Entries taken from a collection

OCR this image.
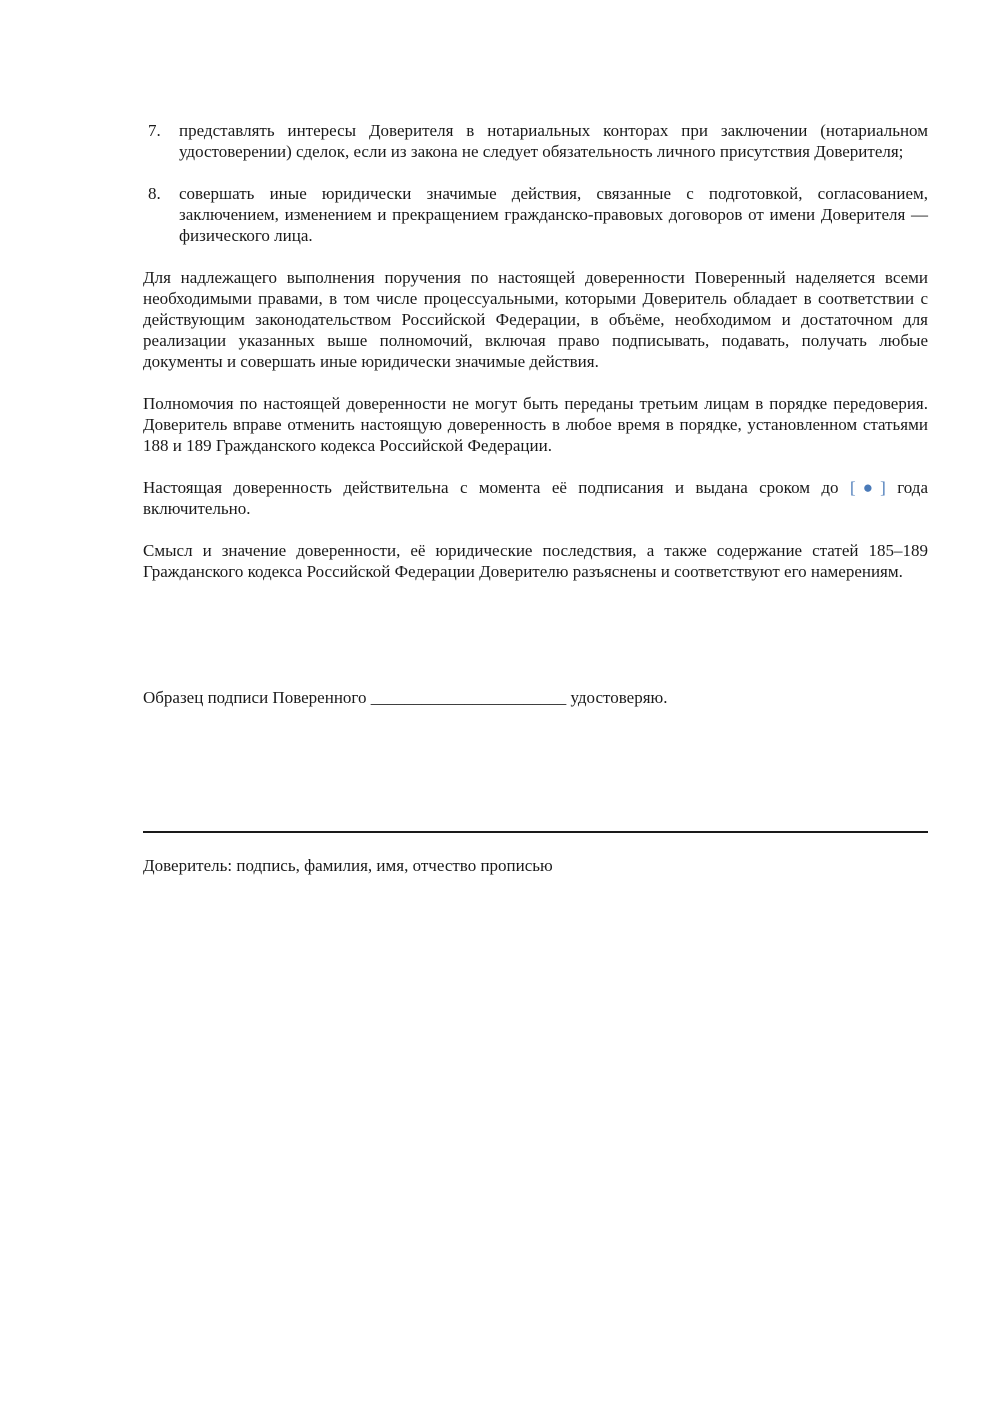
7. представлять интересы Доверителя в нотариальных конторах при заключении (нотариальном удостоверении) сделок, если из закона не следует обязательность личного присутствия Доверителя;
8. совершать иные юридически значимые действия, связанные с подготовкой, согласованием, заключением, изменением и прекращением гражданско-правовых договоров от имени Доверителя — физического лица.

Для надлежащего выполнения поручения по настоящей доверенности Поверенный наделяется всеми необходимыми правами, в том числе процессуальными, которыми Доверитель обладает в соответствии с действующим законодательством Российской Федерации, в объёме, необходимом и достаточном для реализации указанных выше полномочий, включая право подписывать, подавать, получать любые документы и совершать иные юридически значимые действия.

Полномочия по настоящей доверенности не могут быть переданы третьим лицам в порядке передоверия. Доверитель вправе отменить настоящую доверенность в любое время в порядке, установленном статьями 188 и 189 Гражданского кодекса Российской Федерации.

Настоящая доверенность действительна с момента её подписания и выдана сроком до [●] года включительно.

Смысл и значение доверенности, её юридические последствия, а также содержание статей 185–189 Гражданского кодекса Российской Федерации Доверителю разъяснены и соответствуют его намерениям.

Образец подписи Поверенного _______________________ удостоверяю.
Доверитель: подпись, фамилия, имя, отчество прописью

Problem description: Repeat each entry exactly. Pictures do not belong in the copy.

Solution to this problem:
OCR this image.
7. представлять интересы Доверителя в нотариальных конторах при заключении (нотариальном удостоверении) сделок, если из закона не следует обязательность личного присутствия Доверителя;
8. совершать иные юридически значимые действия, связанные с подготовкой, согласованием, заключением, изменением и прекращением гражданско-правовых договоров от имени Доверителя — физического лица.

Для надлежащего выполнения поручения по настоящей доверенности Поверенный наделяется всеми необходимыми правами, в том числе процессуальными, которыми Доверитель обладает в соответствии с действующим законодательством Российской Федерации, в объёме, необходимом и достаточном для реализации указанных выше полномочий, включая право подписывать, подавать, получать любые документы и совершать иные юридически значимые действия.

Полномочия по настоящей доверенности не могут быть переданы третьим лицам в порядке передоверия. Доверитель вправе отменить настоящую доверенность в любое время в порядке, установленном статьями 188 и 189 Гражданского кодекса Российской Федерации.

Настоящая доверенность действительна с момента её подписания и выдана сроком до [●] года включительно.

Смысл и значение доверенности, её юридические последствия, а также содержание статей 185–189 Гражданского кодекса Российской Федерации Доверителю разъяснены и соответствуют его намерениям.

Образец подписи Поверенного _______________________ удостоверяю.
Доверитель: подпись, фамилия, имя, отчество прописью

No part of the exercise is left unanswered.